**Goal:** A faithful transcription of all the data is required.

**Dataset entries on figures:**
......

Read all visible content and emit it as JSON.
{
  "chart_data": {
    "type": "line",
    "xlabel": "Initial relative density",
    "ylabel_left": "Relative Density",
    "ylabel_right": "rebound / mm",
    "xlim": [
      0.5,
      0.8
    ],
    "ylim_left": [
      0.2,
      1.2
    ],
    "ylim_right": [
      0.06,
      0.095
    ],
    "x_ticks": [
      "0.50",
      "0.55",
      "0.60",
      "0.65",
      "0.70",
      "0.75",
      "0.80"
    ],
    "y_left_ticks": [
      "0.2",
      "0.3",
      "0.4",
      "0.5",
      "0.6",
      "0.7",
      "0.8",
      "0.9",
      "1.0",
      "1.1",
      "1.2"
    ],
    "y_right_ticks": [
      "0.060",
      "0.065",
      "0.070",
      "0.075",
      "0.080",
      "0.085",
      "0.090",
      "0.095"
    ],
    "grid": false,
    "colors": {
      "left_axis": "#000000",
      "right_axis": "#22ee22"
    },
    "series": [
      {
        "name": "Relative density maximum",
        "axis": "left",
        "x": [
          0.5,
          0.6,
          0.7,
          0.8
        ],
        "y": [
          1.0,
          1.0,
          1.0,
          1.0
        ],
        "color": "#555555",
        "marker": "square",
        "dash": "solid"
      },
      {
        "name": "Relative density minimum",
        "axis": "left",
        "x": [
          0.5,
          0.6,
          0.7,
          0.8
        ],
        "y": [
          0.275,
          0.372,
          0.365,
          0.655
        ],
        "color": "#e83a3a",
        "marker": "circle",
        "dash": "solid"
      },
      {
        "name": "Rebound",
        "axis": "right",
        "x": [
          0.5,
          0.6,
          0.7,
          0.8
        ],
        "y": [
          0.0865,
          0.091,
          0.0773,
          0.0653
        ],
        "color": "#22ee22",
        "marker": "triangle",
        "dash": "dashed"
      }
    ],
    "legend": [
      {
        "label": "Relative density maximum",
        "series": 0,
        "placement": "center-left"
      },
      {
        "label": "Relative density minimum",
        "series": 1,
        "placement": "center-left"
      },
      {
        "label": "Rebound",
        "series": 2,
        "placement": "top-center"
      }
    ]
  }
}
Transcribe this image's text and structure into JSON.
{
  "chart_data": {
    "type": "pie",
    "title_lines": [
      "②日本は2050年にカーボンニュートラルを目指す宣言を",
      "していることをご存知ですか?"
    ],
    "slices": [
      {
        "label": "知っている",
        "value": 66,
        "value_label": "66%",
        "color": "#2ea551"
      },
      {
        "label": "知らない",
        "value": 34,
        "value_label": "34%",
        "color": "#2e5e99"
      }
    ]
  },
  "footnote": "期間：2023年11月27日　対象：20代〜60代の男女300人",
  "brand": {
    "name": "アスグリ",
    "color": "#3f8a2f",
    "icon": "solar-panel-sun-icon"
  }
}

......

**Solution to this task:**
Read all visible content and emit it as JSON.
{
  "chart_data": {
    "type": "line",
    "xlabel": "Initial relative density",
    "ylabel_left": "Relative Density",
    "ylabel_right": "rebound / mm",
    "xlim": [
      0.5,
      0.8
    ],
    "ylim_left": [
      0.2,
      1.2
    ],
    "ylim_right": [
      0.06,
      0.095
    ],
    "x_ticks": [
      "0.50",
      "0.55",
      "0.60",
      "0.65",
      "0.70",
      "0.75",
      "0.80"
    ],
    "y_left_ticks": [
      "0.2",
      "0.3",
      "0.4",
      "0.5",
      "0.6",
      "0.7",
      "0.8",
      "0.9",
      "1.0",
      "1.1",
      "1.2"
    ],
    "y_right_ticks": [
      "0.060",
      "0.065",
      "0.070",
      "0.075",
      "0.080",
      "0.085",
      "0.090",
      "0.095"
    ],
    "grid": false,
    "colors": {
      "left_axis": "#000000",
      "right_axis": "#22ee22"
    },
    "series": [
      {
        "name": "Relative density maximum",
        "axis": "left",
        "x": [
          0.5,
          0.6,
          0.7,
          0.8
        ],
        "y": [
          1.0,
          1.0,
          1.0,
          1.0
        ],
        "color": "#555555",
        "marker": "square",
        "dash": "solid"
      },
      {
        "name": "Relative density minimum",
        "axis": "left",
        "x": [
          0.5,
          0.6,
          0.7,
          0.8
        ],
        "y": [
          0.275,
          0.372,
          0.365,
          0.655
        ],
        "color": "#e83a3a",
        "marker": "circle",
        "dash": "solid"
      },
      {
        "name": "Rebound",
        "axis": "right",
        "x": [
          0.5,
          0.6,
          0.7,
          0.8
        ],
        "y": [
          0.0865,
          0.091,
          0.0773,
          0.0653
        ],
        "color": "#22ee22",
        "marker": "triangle",
        "dash": "dashed"
      }
    ],
    "legend": [
      {
        "label": "Relative density maximum",
        "series": 0,
        "placement": "center-left"
      },
      {
        "label": "Relative density minimum",
        "series": 1,
        "placement": "center-left"
      },
      {
        "label": "Rebound",
        "series": 2,
        "placement": "top-center"
      }
    ]
  }
}
Transcribe this image's text and structure into JSON.
{
  "chart_data": {
    "type": "pie",
    "title_lines": [
      "②日本は2050年にカーボンニュートラルを目指す宣言を",
      "していることをご存知ですか?"
    ],
    "slices": [
      {
        "label": "知っている",
        "value": 66,
        "value_label": "66%",
        "color": "#2ea551"
      },
      {
        "label": "知らない",
        "value": 34,
        "value_label": "34%",
        "color": "#2e5e99"
      }
    ]
  },
  "footnote": "期間：2023年11月27日　対象：20代〜60代の男女300人",
  "brand": {
    "name": "アスグリ",
    "color": "#3f8a2f",
    "icon": "solar-panel-sun-icon"
  }
}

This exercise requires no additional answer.